• EXERCISE GOAL: Can you write out each of the following lines exactly, with no changes?
— Start of INFORMATION GIVEN —
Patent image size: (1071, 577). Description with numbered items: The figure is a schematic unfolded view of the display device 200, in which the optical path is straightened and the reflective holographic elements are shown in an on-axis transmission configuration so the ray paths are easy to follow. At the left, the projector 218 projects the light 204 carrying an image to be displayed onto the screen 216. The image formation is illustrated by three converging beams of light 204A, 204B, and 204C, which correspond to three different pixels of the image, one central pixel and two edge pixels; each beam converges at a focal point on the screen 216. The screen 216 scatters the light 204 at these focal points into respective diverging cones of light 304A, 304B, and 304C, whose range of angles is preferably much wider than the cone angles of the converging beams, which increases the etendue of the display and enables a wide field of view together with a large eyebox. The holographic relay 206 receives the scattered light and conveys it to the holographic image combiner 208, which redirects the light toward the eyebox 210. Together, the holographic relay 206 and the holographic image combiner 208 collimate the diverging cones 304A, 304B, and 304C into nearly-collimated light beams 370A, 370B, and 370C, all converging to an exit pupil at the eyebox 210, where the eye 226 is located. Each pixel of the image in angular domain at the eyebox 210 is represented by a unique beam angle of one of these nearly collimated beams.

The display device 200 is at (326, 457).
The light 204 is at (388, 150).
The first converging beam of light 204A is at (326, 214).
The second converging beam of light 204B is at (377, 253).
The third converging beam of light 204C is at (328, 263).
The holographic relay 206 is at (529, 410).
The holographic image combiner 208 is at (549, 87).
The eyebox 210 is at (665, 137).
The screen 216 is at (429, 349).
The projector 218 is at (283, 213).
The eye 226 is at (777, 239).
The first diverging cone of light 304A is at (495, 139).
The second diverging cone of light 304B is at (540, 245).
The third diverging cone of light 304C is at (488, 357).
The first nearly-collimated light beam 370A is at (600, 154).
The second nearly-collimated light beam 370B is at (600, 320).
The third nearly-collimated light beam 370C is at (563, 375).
— End of INFORMATION GIVEN —
• ANSWER BELOW:
Patent image size: (1071, 577). Description with numbered items: The figure is a schematic unfolded view of the display device 200, in which the optical path is straightened and the reflective holographic elements are shown in an on-axis transmission configuration so the ray paths are easy to follow. At the left, the projector 218 projects the light 204 carrying an image to be displayed onto the screen 216. The image formation is illustrated by three converging beams of light 204A, 204B, and 204C, which correspond to three different pixels of the image, one central pixel and two edge pixels; each beam converges at a focal point on the screen 216. The screen 216 scatters the light 204 at these focal points into respective diverging cones of light 304A, 304B, and 304C, whose range of angles is preferably much wider than the cone angles of the converging beams, which increases the etendue of the display and enables a wide field of view together with a large eyebox. The holographic relay 206 receives the scattered light and conveys it to the holographic image combiner 208, which redirects the light toward the eyebox 210. Together, the holographic relay 206 and the holographic image combiner 208 collimate the diverging cones 304A, 304B, and 304C into nearly-collimated light beams 370A, 370B, and 370C, all converging to an exit pupil at the eyebox 210, where the eye 226 is located. Each pixel of the image in angular domain at the eyebox 210 is represented by a unique beam angle of one of these nearly collimated beams.

The display device 200 is at (326, 457).
The light 204 is at (388, 150).
The first converging beam of light 204A is at (326, 214).
The second converging beam of light 204B is at (377, 253).
The third converging beam of light 204C is at (328, 263).
The holographic relay 206 is at (529, 410).
The holographic image combiner 208 is at (549, 87).
The eyebox 210 is at (665, 137).
The screen 216 is at (429, 349).
The projector 218 is at (283, 213).
The eye 226 is at (777, 239).
The first diverging cone of light 304A is at (495, 139).
The second diverging cone of light 304B is at (540, 245).
The third diverging cone of light 304C is at (488, 357).
The first nearly-collimated light beam 370A is at (600, 154).
The second nearly-collimated light beam 370B is at (600, 320).
The third nearly-collimated light beam 370C is at (563, 375).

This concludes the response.